**Exercise instructions**
Identify all lines in the listing that include the word "frac", and copy them out.

**Data for the task**
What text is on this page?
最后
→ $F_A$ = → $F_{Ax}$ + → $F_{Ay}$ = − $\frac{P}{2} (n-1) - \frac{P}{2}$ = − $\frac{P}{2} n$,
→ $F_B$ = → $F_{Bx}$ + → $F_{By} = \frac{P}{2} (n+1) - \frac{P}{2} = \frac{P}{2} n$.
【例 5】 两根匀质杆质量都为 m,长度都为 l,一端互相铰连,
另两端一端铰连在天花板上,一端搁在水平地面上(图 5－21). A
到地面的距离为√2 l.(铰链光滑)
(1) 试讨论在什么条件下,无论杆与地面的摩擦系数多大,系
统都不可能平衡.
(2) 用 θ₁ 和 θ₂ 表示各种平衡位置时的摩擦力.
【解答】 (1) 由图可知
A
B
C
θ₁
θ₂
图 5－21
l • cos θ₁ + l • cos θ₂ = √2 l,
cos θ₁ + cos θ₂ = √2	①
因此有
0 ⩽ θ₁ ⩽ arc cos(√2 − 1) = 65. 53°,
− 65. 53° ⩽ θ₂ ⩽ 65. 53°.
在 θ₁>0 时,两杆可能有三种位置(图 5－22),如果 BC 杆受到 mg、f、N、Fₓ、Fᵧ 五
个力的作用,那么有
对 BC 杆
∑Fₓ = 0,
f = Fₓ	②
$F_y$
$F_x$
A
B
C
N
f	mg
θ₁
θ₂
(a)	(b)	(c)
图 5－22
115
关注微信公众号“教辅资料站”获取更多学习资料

**The result**
→ $F_A$ = → $F_{Ax}$ + → $F_{Ay}$ = − $\frac{P}{2} (n-1) - \frac{P}{2}$ = − $\frac{P}{2} n$,
→ $F_B$ = → $F_{Bx}$ + → $F_{By} = \frac{P}{2} (n+1) - \frac{P}{2} = \frac{P}{2} n$.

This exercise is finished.